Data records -
○ ○ ○ ○ ○
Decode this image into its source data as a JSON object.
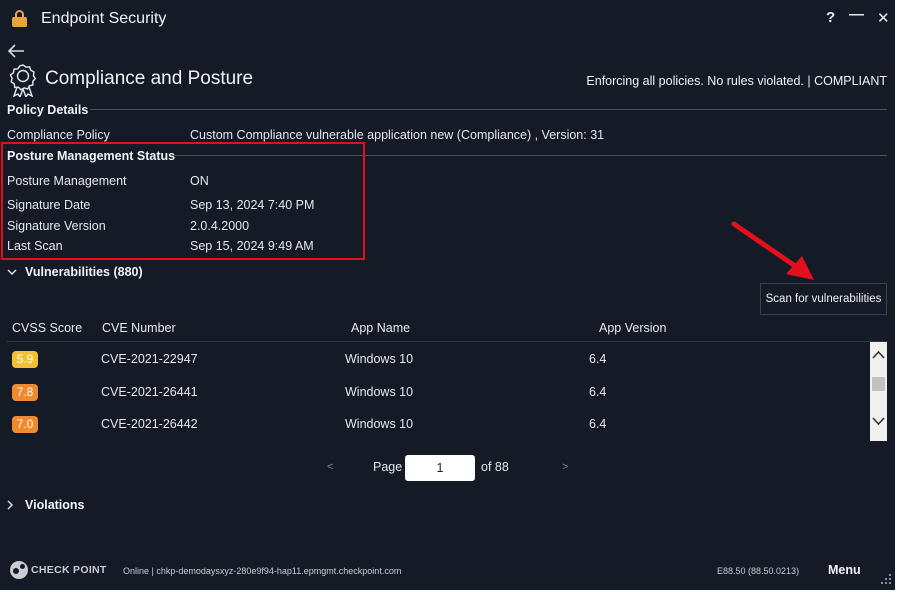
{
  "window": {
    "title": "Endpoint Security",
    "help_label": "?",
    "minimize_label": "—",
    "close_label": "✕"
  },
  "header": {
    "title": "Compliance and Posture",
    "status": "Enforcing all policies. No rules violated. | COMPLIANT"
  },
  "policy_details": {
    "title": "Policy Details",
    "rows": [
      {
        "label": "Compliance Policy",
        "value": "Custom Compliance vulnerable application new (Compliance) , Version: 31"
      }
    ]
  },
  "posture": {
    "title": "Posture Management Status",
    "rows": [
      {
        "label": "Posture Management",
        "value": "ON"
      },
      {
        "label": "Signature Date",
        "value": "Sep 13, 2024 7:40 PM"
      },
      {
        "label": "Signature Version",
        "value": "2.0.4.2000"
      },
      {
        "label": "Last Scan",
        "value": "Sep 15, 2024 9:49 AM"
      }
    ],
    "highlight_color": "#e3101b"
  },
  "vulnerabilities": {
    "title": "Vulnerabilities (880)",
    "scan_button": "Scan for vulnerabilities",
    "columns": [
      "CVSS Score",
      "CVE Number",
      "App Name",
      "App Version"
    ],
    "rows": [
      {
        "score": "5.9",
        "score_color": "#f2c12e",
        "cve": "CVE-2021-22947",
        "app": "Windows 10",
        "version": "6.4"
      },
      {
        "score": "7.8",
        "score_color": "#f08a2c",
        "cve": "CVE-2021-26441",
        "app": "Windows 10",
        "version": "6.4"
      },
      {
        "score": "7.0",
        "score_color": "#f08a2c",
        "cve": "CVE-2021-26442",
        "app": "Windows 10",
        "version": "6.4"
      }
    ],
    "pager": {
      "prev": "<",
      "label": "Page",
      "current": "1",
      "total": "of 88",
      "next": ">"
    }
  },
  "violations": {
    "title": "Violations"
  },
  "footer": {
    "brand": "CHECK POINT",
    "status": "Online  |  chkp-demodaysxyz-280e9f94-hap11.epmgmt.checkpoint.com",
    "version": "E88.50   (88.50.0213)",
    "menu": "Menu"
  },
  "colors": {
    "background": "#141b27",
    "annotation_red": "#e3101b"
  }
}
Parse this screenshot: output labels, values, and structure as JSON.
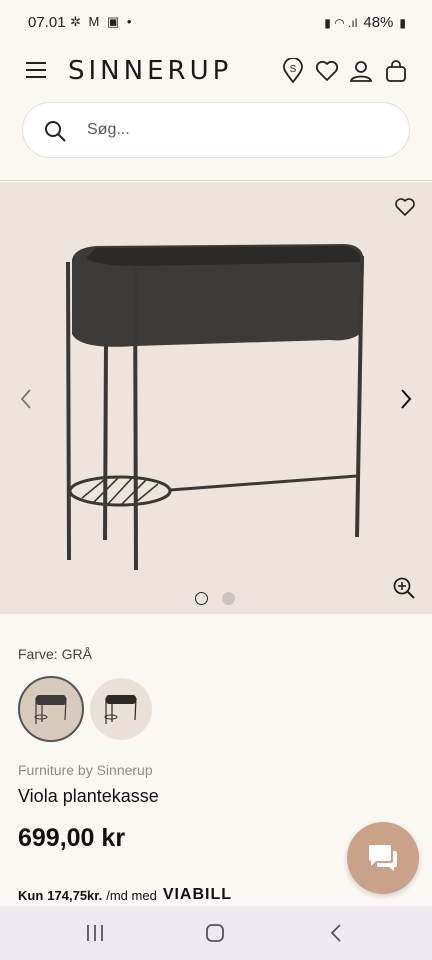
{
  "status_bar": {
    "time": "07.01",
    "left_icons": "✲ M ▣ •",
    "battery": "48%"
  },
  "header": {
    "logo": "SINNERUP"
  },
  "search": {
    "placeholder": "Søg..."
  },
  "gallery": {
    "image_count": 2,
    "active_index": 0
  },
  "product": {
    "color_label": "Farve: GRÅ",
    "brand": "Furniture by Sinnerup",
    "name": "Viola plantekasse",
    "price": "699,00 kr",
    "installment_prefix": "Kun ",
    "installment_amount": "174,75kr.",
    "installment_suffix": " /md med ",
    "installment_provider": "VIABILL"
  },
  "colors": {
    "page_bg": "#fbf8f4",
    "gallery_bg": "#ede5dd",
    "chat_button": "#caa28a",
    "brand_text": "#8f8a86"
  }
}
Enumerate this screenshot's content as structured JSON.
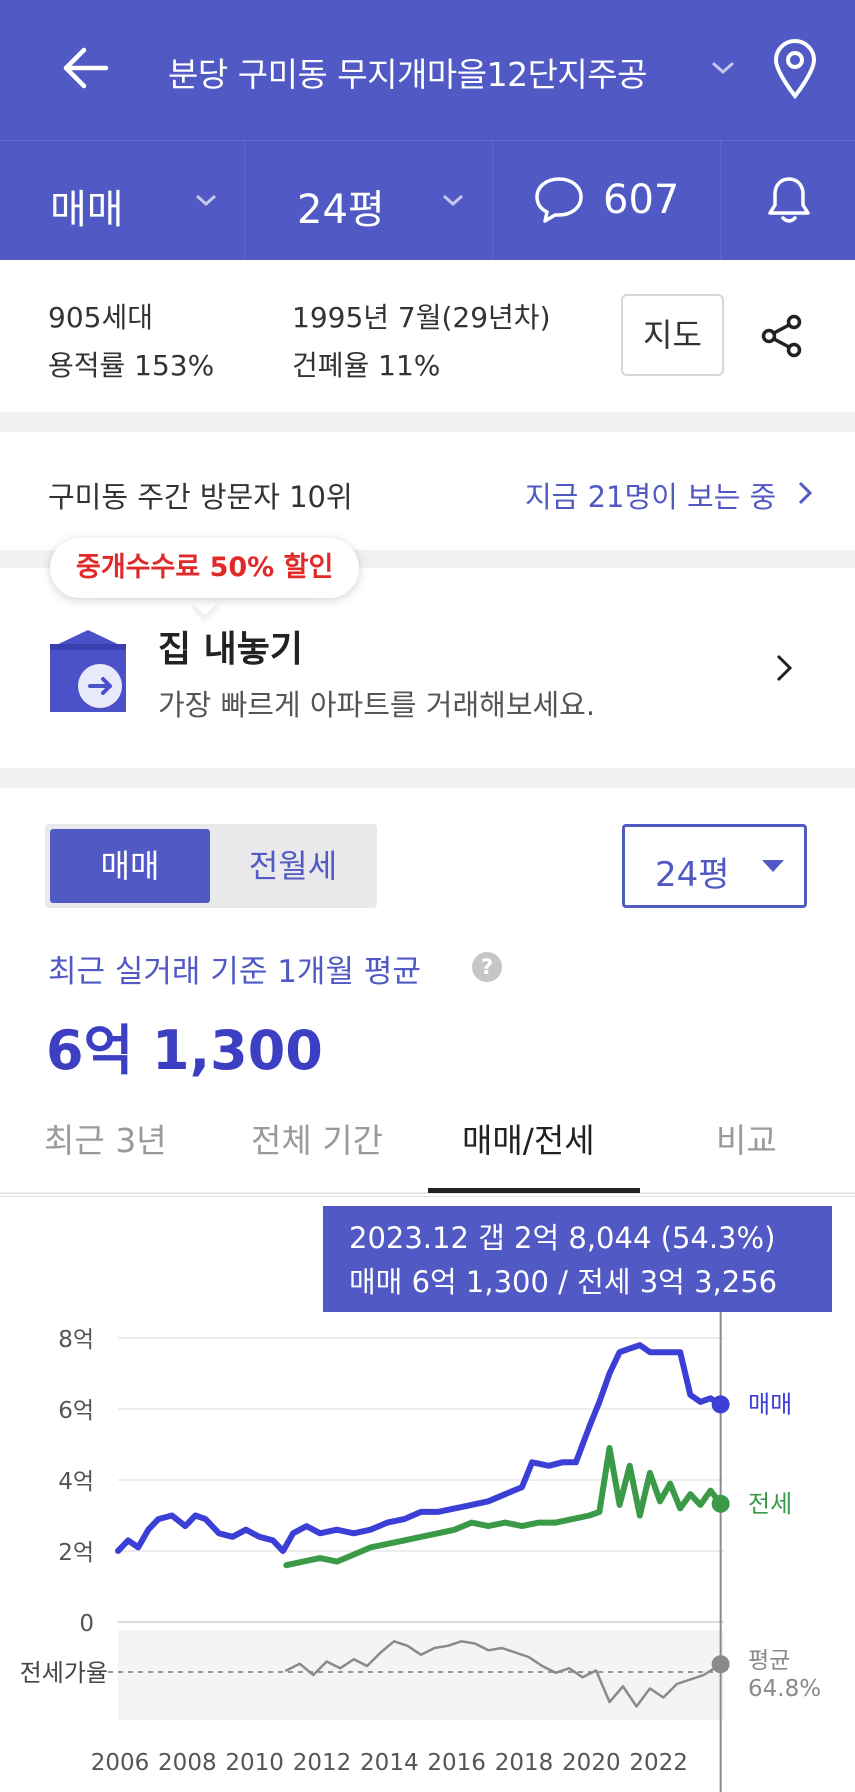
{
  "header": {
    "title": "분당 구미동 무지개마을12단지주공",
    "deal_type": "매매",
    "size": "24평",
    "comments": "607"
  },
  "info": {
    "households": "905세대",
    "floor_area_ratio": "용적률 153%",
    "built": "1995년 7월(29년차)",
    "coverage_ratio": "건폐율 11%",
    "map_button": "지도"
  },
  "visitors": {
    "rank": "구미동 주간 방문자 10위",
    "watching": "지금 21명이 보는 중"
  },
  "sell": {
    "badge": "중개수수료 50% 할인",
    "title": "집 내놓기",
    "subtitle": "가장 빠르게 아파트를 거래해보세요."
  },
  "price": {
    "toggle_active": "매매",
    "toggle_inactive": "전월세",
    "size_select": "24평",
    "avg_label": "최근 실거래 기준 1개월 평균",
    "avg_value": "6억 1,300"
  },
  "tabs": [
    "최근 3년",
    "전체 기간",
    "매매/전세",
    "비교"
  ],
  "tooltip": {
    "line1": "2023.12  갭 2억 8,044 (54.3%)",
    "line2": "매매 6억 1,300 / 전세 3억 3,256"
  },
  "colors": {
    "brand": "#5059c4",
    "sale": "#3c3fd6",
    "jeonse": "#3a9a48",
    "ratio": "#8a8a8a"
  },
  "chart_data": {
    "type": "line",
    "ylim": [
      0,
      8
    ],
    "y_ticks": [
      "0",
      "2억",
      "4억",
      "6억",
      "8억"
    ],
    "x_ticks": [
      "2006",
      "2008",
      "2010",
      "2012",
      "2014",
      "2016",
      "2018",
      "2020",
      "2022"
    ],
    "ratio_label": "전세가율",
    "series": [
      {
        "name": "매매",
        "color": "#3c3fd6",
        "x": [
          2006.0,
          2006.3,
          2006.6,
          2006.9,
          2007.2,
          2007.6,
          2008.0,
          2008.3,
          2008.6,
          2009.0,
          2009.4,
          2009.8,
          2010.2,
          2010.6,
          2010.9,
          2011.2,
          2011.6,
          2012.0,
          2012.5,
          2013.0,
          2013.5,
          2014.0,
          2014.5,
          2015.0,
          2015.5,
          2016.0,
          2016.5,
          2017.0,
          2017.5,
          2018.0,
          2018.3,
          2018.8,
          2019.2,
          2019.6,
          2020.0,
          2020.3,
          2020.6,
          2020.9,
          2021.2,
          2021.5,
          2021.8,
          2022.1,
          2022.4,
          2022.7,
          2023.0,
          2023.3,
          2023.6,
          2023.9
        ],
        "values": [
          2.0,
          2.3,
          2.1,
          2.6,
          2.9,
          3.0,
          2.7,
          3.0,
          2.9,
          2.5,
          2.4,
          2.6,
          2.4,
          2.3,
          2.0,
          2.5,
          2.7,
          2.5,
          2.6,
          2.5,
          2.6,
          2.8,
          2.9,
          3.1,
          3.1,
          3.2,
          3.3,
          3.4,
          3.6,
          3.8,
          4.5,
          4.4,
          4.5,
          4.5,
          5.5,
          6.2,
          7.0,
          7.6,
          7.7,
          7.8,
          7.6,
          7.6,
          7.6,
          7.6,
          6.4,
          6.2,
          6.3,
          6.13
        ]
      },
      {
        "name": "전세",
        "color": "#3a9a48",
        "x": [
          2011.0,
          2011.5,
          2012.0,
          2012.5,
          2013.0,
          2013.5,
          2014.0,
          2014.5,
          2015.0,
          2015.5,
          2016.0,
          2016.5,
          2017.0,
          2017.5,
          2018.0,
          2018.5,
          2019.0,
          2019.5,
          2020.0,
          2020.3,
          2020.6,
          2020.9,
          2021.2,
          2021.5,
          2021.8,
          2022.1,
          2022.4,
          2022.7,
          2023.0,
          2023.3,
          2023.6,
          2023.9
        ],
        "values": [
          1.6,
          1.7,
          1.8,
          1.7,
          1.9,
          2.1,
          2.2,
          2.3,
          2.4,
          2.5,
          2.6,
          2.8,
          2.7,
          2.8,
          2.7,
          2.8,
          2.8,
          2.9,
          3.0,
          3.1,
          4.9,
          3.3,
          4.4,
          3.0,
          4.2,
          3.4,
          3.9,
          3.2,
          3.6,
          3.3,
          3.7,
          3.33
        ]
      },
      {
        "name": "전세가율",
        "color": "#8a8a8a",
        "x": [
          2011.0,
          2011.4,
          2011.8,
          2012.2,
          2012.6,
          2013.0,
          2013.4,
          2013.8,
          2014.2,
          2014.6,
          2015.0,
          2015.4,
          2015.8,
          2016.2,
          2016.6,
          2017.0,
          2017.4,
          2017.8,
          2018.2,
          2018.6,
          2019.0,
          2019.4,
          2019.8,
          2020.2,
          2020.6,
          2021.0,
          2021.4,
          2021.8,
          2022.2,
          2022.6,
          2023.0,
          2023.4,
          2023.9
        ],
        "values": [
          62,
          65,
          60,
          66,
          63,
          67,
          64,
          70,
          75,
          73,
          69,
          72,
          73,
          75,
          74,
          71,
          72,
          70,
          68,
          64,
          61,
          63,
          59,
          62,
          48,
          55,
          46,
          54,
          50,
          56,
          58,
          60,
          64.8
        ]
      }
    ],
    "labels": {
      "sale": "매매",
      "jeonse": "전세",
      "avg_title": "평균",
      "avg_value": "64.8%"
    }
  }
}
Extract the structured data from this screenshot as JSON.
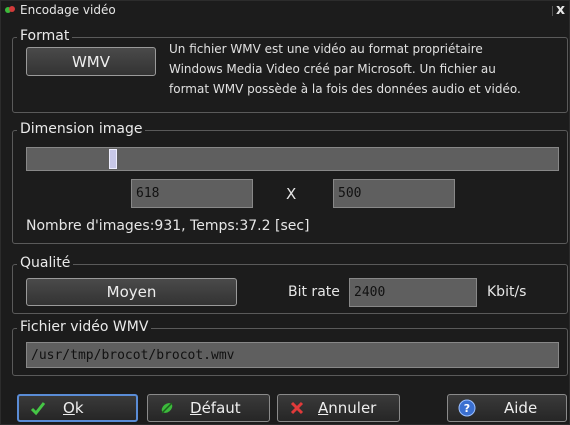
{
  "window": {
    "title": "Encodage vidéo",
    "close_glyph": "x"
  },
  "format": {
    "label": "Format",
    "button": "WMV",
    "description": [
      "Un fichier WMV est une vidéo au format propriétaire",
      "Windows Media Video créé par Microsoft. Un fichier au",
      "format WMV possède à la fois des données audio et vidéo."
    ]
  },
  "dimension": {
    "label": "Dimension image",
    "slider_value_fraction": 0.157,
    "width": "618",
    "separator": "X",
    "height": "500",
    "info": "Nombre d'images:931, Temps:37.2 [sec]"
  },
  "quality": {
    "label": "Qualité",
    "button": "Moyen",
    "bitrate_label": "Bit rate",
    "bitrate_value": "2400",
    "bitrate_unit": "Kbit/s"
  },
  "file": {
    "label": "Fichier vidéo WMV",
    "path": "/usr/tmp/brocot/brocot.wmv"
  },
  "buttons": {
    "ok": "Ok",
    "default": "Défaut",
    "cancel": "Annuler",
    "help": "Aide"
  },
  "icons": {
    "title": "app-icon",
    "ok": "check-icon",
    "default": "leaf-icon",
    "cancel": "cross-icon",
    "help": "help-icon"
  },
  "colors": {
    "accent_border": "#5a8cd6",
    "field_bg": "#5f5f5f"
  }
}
○ ○ ○ ○ ○
Across the entries above, how many lines contain "structured"? Provide only the count.

2